TASK DETAILS: Gather all lines from the material that contain "Nassau".

-- START OF RECORDS FOR THE EXERCISE --

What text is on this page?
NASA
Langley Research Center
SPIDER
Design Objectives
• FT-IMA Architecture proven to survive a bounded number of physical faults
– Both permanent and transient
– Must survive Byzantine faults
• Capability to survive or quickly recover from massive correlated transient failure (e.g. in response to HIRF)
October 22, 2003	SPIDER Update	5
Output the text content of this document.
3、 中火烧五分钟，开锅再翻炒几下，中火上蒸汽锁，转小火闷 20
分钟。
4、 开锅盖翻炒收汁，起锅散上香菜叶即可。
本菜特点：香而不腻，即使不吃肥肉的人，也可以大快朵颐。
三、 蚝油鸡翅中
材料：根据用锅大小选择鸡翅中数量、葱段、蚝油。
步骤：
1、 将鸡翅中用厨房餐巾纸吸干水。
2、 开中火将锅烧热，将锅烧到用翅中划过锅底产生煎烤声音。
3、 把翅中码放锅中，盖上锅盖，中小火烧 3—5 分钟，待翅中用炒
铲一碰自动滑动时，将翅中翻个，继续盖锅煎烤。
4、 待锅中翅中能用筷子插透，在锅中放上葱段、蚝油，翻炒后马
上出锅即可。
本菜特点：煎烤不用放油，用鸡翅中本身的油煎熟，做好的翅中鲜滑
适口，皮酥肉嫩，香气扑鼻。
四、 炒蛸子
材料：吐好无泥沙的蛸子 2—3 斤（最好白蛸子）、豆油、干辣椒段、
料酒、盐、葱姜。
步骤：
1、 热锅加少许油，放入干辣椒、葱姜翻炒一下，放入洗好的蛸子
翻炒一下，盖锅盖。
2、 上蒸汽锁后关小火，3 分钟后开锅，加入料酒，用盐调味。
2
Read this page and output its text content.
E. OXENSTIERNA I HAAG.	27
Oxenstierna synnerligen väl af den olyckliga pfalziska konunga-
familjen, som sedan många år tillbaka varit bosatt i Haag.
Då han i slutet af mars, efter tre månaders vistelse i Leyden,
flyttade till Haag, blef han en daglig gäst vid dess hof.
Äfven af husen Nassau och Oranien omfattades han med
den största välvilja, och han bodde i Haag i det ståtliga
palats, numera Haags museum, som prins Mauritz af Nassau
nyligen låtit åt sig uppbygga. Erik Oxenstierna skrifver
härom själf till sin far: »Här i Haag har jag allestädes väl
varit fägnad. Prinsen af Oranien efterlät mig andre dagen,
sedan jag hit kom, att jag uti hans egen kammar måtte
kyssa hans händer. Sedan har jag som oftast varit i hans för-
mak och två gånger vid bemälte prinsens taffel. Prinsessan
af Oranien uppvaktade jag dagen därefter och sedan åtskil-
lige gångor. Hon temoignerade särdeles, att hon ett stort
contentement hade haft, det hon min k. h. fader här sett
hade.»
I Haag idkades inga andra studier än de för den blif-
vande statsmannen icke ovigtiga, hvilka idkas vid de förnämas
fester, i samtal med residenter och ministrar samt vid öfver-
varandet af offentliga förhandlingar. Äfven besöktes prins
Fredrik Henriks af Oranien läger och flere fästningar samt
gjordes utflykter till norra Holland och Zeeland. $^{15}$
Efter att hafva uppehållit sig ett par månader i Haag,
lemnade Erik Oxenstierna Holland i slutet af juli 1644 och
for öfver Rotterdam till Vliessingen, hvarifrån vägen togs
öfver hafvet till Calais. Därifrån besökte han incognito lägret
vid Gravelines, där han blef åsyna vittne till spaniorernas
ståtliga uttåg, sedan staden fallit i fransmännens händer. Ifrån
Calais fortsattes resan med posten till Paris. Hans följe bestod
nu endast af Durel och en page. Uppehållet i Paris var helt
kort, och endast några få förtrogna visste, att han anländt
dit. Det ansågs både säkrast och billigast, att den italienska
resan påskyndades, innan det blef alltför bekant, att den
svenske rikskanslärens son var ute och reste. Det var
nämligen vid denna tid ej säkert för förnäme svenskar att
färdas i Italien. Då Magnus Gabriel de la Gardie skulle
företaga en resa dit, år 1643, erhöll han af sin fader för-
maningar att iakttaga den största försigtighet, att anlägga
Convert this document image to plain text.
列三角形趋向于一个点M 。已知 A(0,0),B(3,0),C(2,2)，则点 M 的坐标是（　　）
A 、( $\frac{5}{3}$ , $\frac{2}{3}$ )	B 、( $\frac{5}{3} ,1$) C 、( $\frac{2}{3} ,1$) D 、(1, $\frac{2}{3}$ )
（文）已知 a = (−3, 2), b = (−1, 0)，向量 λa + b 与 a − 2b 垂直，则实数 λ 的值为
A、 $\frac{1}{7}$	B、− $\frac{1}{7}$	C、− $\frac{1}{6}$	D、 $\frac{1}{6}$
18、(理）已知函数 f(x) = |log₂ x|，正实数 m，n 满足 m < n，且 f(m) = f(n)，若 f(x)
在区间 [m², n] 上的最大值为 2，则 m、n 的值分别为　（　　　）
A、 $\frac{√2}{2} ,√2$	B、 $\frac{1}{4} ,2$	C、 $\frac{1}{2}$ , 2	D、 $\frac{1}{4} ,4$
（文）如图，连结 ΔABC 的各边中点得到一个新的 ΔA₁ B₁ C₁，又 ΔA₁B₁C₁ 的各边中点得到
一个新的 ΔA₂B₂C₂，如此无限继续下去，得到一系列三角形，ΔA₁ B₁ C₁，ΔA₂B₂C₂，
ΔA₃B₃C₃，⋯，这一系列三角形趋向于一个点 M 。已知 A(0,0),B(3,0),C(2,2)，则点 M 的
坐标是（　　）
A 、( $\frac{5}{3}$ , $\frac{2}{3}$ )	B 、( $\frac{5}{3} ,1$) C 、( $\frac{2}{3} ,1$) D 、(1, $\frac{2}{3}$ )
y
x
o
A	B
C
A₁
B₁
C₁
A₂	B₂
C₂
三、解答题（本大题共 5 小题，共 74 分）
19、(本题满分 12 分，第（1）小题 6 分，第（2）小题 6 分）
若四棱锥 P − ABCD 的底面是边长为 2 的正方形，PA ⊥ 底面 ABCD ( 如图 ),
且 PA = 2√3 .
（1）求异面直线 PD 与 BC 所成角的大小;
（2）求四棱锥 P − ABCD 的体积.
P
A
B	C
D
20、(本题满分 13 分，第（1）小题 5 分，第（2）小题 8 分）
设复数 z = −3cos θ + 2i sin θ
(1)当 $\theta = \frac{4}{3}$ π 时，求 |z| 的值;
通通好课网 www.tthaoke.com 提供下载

-- END OF RECORDS FOR THE EXERCISE --

EXERCISE OUTPUT:
Äfven af husen Nassau och Oranien omfattades han med
palats, numera Haags museum, som prins Mauritz af Nassau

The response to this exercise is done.